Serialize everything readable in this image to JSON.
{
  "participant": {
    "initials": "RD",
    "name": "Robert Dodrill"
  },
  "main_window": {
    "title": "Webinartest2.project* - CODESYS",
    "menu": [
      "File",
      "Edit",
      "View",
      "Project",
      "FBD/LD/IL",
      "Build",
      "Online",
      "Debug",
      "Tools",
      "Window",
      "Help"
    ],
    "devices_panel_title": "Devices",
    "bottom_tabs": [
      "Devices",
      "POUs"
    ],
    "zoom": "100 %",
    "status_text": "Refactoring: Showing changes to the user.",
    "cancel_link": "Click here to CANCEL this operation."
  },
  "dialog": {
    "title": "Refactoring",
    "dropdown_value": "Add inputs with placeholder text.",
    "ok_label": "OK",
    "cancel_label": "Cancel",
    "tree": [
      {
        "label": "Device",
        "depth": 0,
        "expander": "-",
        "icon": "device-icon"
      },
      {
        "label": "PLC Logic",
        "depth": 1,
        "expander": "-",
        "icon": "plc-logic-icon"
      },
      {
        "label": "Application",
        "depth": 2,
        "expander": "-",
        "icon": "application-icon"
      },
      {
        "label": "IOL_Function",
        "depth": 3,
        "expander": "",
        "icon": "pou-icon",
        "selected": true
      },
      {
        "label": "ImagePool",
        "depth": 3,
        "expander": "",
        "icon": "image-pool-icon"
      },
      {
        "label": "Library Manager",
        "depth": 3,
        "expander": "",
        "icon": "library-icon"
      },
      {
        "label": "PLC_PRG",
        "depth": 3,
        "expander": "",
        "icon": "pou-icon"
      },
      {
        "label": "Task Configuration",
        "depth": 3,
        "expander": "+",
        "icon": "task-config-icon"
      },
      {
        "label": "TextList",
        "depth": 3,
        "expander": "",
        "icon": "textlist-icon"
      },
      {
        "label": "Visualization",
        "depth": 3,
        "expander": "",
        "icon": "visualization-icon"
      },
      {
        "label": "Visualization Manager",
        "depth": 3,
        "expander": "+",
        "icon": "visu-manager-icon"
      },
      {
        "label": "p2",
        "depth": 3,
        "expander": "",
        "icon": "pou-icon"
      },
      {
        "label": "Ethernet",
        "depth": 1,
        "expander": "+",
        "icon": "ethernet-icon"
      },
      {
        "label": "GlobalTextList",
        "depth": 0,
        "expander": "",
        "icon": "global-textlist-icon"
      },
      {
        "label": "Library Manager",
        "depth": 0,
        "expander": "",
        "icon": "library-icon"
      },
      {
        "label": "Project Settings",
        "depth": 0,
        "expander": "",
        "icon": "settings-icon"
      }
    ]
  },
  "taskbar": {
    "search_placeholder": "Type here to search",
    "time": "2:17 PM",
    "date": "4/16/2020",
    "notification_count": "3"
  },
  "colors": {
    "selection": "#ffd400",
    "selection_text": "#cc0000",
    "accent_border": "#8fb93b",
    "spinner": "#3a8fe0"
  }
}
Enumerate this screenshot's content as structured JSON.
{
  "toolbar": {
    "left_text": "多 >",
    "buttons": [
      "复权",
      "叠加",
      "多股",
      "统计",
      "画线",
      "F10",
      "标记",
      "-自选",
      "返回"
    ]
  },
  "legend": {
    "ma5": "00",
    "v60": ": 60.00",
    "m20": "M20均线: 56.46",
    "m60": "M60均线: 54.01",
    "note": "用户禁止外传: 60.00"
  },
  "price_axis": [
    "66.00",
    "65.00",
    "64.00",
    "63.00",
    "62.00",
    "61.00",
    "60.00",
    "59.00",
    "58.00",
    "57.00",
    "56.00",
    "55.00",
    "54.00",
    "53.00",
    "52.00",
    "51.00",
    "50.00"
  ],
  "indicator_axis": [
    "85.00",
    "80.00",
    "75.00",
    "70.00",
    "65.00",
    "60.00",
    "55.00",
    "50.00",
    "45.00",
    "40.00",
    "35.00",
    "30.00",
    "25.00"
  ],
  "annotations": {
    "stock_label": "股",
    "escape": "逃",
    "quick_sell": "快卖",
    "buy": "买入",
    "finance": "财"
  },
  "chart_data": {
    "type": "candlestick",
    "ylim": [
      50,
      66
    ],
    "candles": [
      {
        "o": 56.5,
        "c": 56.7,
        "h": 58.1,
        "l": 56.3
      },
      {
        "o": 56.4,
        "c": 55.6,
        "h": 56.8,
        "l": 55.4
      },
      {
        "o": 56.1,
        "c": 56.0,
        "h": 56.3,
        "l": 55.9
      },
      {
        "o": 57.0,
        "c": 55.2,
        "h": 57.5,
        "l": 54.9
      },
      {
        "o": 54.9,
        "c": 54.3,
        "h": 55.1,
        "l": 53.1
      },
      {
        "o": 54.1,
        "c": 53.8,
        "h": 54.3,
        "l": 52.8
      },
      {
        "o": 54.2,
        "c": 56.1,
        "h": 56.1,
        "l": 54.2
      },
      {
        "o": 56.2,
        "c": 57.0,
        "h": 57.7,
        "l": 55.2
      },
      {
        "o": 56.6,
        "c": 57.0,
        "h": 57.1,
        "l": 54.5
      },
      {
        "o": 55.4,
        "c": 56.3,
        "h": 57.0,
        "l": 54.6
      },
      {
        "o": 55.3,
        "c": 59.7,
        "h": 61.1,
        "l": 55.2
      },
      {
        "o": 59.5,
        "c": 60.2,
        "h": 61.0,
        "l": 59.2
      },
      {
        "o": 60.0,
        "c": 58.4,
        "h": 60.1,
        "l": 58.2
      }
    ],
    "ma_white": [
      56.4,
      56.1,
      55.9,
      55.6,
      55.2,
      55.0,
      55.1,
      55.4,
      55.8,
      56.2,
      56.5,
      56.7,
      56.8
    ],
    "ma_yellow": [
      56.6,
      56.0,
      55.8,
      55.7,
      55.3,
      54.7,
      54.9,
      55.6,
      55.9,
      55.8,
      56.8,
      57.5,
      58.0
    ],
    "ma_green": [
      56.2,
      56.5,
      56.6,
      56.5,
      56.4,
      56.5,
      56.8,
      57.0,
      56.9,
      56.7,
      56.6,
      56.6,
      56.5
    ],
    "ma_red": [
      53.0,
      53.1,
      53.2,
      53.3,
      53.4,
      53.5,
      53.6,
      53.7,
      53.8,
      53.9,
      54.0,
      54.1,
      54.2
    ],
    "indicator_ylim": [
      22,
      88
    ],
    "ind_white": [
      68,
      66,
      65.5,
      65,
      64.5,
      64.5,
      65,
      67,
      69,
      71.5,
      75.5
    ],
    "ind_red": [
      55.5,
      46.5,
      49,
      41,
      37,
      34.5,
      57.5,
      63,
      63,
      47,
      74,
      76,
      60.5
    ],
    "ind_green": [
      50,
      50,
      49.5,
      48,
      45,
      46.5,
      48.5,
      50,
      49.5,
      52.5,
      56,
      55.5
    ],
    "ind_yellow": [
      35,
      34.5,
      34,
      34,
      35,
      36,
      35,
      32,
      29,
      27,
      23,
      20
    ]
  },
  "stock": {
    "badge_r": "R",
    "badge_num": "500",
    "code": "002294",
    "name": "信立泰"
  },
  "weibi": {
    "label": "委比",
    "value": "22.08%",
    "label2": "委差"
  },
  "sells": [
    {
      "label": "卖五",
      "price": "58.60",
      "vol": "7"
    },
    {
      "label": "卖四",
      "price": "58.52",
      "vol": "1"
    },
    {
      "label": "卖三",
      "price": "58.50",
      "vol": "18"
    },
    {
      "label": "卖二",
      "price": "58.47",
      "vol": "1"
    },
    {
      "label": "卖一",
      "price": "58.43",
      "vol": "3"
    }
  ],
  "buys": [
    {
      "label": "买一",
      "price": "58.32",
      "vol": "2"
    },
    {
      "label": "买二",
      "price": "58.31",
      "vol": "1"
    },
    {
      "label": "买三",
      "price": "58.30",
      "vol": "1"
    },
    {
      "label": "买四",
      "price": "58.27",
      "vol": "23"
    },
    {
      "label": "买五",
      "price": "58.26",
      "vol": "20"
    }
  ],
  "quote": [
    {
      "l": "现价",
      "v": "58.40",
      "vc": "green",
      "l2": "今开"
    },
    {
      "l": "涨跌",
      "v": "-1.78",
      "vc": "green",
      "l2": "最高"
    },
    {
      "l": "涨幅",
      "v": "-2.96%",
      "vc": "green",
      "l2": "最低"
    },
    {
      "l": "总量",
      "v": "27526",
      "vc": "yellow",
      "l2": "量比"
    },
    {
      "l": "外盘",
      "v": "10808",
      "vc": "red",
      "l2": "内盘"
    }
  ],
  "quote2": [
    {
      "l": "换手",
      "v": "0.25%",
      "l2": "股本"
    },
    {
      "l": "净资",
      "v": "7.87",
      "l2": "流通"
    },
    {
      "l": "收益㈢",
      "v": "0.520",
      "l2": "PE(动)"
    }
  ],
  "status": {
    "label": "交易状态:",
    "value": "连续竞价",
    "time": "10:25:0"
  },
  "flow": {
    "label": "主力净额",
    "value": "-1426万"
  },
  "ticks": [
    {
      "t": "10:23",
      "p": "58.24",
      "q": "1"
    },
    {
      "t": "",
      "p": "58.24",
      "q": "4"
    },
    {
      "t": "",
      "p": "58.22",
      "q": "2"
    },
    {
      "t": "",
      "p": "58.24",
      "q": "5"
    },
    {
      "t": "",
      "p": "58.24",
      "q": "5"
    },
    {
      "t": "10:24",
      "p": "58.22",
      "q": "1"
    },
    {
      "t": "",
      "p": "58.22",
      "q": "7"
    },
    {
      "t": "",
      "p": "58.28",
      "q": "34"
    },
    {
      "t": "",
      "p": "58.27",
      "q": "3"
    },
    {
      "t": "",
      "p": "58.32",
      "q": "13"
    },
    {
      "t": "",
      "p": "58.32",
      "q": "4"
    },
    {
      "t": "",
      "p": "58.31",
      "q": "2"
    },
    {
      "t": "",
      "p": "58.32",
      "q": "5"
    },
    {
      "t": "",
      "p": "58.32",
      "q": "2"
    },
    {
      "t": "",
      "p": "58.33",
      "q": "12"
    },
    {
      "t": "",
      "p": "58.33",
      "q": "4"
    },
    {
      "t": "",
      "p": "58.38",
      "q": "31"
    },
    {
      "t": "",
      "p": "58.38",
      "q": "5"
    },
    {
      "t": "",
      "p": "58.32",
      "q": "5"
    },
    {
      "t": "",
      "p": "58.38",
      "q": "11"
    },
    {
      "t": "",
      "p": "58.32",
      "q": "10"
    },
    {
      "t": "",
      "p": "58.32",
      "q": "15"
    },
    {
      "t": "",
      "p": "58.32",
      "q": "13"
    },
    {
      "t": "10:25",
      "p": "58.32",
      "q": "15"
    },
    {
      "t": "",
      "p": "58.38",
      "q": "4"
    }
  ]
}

+++++

Exercise -
Tally up the lines with the word "this" in them, and answer with that number by itself.

Solution to the exercise -
3